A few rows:

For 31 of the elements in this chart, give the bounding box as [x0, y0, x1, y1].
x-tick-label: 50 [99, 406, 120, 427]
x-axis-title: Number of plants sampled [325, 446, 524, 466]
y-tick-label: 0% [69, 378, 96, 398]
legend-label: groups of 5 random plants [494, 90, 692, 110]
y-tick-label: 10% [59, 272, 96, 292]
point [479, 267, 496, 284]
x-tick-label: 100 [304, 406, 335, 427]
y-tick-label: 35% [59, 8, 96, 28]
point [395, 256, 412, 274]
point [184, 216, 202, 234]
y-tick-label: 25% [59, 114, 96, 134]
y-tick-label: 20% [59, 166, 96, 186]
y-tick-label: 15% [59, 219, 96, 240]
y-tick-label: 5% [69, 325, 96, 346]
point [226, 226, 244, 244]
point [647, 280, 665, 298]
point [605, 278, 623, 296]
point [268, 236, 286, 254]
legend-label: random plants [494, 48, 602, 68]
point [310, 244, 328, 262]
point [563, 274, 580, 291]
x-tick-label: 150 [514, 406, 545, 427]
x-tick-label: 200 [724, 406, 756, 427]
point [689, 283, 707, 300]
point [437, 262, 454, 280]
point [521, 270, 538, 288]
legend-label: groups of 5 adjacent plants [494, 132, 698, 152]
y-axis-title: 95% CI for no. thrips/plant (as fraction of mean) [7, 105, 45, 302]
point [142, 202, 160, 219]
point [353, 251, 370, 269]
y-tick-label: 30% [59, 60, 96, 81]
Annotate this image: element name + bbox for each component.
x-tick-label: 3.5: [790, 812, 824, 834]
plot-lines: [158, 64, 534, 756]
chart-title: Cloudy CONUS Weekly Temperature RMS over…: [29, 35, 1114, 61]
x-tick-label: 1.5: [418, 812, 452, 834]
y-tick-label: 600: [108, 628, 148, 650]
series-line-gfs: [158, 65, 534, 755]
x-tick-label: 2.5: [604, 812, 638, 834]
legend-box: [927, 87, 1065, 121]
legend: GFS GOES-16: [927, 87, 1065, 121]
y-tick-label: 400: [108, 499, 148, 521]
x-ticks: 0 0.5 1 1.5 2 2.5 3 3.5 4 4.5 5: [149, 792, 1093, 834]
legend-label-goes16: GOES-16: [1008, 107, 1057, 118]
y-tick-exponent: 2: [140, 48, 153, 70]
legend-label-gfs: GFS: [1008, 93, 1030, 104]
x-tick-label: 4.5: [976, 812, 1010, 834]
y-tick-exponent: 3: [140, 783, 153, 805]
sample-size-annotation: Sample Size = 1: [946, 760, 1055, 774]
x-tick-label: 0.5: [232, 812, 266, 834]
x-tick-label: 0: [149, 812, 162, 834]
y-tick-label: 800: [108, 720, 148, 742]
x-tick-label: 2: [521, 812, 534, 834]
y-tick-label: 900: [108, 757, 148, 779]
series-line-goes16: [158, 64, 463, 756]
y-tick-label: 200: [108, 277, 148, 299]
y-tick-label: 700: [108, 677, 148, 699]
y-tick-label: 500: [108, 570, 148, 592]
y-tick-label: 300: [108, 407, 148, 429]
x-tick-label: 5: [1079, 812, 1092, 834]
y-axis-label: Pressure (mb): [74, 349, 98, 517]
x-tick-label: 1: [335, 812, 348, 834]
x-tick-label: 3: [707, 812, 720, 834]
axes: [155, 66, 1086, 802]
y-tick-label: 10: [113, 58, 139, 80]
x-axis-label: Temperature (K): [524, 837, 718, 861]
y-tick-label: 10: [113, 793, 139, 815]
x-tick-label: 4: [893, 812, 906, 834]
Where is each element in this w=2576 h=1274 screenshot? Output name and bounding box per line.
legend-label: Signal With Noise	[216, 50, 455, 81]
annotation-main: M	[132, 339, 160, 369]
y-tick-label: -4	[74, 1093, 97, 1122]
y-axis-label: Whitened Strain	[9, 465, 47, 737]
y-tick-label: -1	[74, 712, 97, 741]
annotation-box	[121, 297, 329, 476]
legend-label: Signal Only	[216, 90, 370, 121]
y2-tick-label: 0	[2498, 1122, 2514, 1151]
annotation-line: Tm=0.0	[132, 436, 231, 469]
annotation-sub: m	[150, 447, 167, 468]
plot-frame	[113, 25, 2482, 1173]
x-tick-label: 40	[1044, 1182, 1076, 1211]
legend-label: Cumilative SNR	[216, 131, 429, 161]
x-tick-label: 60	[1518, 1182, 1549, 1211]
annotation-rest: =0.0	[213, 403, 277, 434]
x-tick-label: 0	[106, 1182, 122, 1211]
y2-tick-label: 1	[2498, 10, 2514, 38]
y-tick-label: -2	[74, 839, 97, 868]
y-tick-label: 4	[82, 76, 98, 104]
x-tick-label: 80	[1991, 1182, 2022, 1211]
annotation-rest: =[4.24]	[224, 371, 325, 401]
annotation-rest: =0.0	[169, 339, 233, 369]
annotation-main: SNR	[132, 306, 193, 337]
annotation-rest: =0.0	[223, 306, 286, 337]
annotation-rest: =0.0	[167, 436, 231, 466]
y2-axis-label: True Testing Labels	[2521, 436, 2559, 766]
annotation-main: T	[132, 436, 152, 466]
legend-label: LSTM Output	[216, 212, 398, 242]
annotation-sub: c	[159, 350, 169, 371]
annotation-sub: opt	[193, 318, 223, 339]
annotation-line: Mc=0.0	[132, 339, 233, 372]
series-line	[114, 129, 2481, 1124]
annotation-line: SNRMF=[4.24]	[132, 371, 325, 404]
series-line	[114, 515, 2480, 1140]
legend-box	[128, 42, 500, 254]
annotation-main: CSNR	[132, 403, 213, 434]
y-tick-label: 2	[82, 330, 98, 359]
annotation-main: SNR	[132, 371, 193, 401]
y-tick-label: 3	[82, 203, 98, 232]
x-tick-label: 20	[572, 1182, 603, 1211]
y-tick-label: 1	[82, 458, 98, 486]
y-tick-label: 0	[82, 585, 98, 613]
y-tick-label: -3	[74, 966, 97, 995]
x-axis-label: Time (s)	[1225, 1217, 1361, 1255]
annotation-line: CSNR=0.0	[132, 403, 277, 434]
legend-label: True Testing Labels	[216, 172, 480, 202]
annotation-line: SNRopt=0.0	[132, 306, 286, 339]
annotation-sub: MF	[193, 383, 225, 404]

Requirement ::
Output every one of the rows above verbatim, with no changes.

Reply ::
For 31 of the elements in this chart, give the bounding box as [x0, y0, x1, y1].
x-tick-label: 50 [99, 406, 120, 427]
x-axis-title: Number of plants sampled [325, 446, 524, 466]
y-tick-label: 0% [69, 378, 96, 398]
legend-label: groups of 5 random plants [494, 90, 692, 110]
y-tick-label: 10% [59, 272, 96, 292]
point [479, 267, 496, 284]
x-tick-label: 100 [304, 406, 335, 427]
y-tick-label: 35% [59, 8, 96, 28]
point [395, 256, 412, 274]
point [184, 216, 202, 234]
y-tick-label: 25% [59, 114, 96, 134]
y-tick-label: 20% [59, 166, 96, 186]
y-tick-label: 15% [59, 219, 96, 240]
y-tick-label: 5% [69, 325, 96, 346]
point [226, 226, 244, 244]
point [647, 280, 665, 298]
point [605, 278, 623, 296]
point [268, 236, 286, 254]
legend-label: random plants [494, 48, 602, 68]
point [310, 244, 328, 262]
point [563, 274, 580, 291]
x-tick-label: 150 [514, 406, 545, 427]
x-tick-label: 200 [724, 406, 756, 427]
point [689, 283, 707, 300]
point [437, 262, 454, 280]
point [521, 270, 538, 288]
legend-label: groups of 5 adjacent plants [494, 132, 698, 152]
y-axis-title: 95% CI for no. thrips/plant (as fraction of mean) [7, 105, 45, 302]
point [142, 202, 160, 219]
point [353, 251, 370, 269]
y-tick-label: 30% [59, 60, 96, 81]
Annotate this image: element name + bbox for each component.
x-tick-label: 3.5: [790, 812, 824, 834]
plot-lines: [158, 64, 534, 756]
chart-title: Cloudy CONUS Weekly Temperature RMS over…: [29, 35, 1114, 61]
x-tick-label: 1.5: [418, 812, 452, 834]
y-tick-label: 600: [108, 628, 148, 650]
series-line-gfs: [158, 65, 534, 755]
x-tick-label: 2.5: [604, 812, 638, 834]
legend-box: [927, 87, 1065, 121]
legend: GFS GOES-16: [927, 87, 1065, 121]
y-tick-label: 400: [108, 499, 148, 521]
x-ticks: 0 0.5 1 1.5 2 2.5 3 3.5 4 4.5 5: [149, 792, 1093, 834]
legend-label-goes16: GOES-16: [1008, 107, 1057, 118]
y-tick-exponent: 2: [140, 48, 153, 70]
legend-label-gfs: GFS: [1008, 93, 1030, 104]
x-tick-label: 4.5: [976, 812, 1010, 834]
y-tick-exponent: 3: [140, 783, 153, 805]
sample-size-annotation: Sample Size = 1: [946, 760, 1055, 774]
x-tick-label: 0.5: [232, 812, 266, 834]
x-tick-label: 0: [149, 812, 162, 834]
y-tick-label: 800: [108, 720, 148, 742]
x-tick-label: 2: [521, 812, 534, 834]
y-tick-label: 900: [108, 757, 148, 779]
series-line-goes16: [158, 64, 463, 756]
y-tick-label: 200: [108, 277, 148, 299]
y-tick-label: 700: [108, 677, 148, 699]
y-tick-label: 500: [108, 570, 148, 592]
y-tick-label: 300: [108, 407, 148, 429]
x-tick-label: 5: [1079, 812, 1092, 834]
y-axis-label: Pressure (mb): [74, 349, 98, 517]
x-tick-label: 1: [335, 812, 348, 834]
x-tick-label: 3: [707, 812, 720, 834]
axes: [155, 66, 1086, 802]
y-tick-label: 10: [113, 58, 139, 80]
x-axis-label: Temperature (K): [524, 837, 718, 861]
y-tick-label: 10: [113, 793, 139, 815]
x-tick-label: 4: [893, 812, 906, 834]
Where is each element in this w=2576 h=1274 screenshot? Output name and bounding box per line.
legend-label: Signal With Noise	[216, 50, 455, 81]
annotation-main: M	[132, 339, 160, 369]
y-tick-label: -4	[74, 1093, 97, 1122]
y-axis-label: Whitened Strain	[9, 465, 47, 737]
y-tick-label: -1	[74, 712, 97, 741]
annotation-box	[121, 297, 329, 476]
legend-label: Signal Only	[216, 90, 370, 121]
y2-tick-label: 0	[2498, 1122, 2514, 1151]
annotation-line: Tm=0.0	[132, 436, 231, 469]
annotation-sub: m	[150, 447, 167, 468]
plot-frame	[113, 25, 2482, 1173]
x-tick-label: 40	[1044, 1182, 1076, 1211]
legend-label: Cumilative SNR	[216, 131, 429, 161]
x-tick-label: 60	[1518, 1182, 1549, 1211]
annotation-rest: =0.0	[213, 403, 277, 434]
x-tick-label: 0	[106, 1182, 122, 1211]
y2-tick-label: 1	[2498, 10, 2514, 38]
y-tick-label: -2	[74, 839, 97, 868]
y-tick-label: 4	[82, 76, 98, 104]
x-tick-label: 80	[1991, 1182, 2022, 1211]
annotation-rest: =[4.24]	[224, 371, 325, 401]
annotation-rest: =0.0	[169, 339, 233, 369]
annotation-main: SNR	[132, 306, 193, 337]
annotation-rest: =0.0	[223, 306, 286, 337]
annotation-rest: =0.0	[167, 436, 231, 466]
y2-axis-label: True Testing Labels	[2521, 436, 2559, 766]
annotation-main: T	[132, 436, 152, 466]
legend-label: LSTM Output	[216, 212, 398, 242]
annotation-sub: c	[159, 350, 169, 371]
annotation-sub: opt	[193, 318, 223, 339]
annotation-line: Mc=0.0	[132, 339, 233, 372]
series-line	[114, 129, 2481, 1124]
annotation-line: SNRMF=[4.24]	[132, 371, 325, 404]
series-line	[114, 515, 2480, 1140]
legend-box	[128, 42, 500, 254]
annotation-main: CSNR	[132, 403, 213, 434]
y-tick-label: 2	[82, 330, 98, 359]
annotation-main: SNR	[132, 371, 193, 401]
y-tick-label: 3	[82, 203, 98, 232]
x-tick-label: 20	[572, 1182, 603, 1211]
y-tick-label: 1	[82, 458, 98, 486]
y-tick-label: 0	[82, 585, 98, 613]
y-tick-label: -3	[74, 966, 97, 995]
x-axis-label: Time (s)	[1225, 1217, 1361, 1255]
annotation-line: CSNR=0.0	[132, 403, 277, 434]
legend-label: True Testing Labels	[216, 172, 480, 202]
annotation-line: SNRopt=0.0	[132, 306, 286, 339]
annotation-sub: MF	[193, 383, 225, 404]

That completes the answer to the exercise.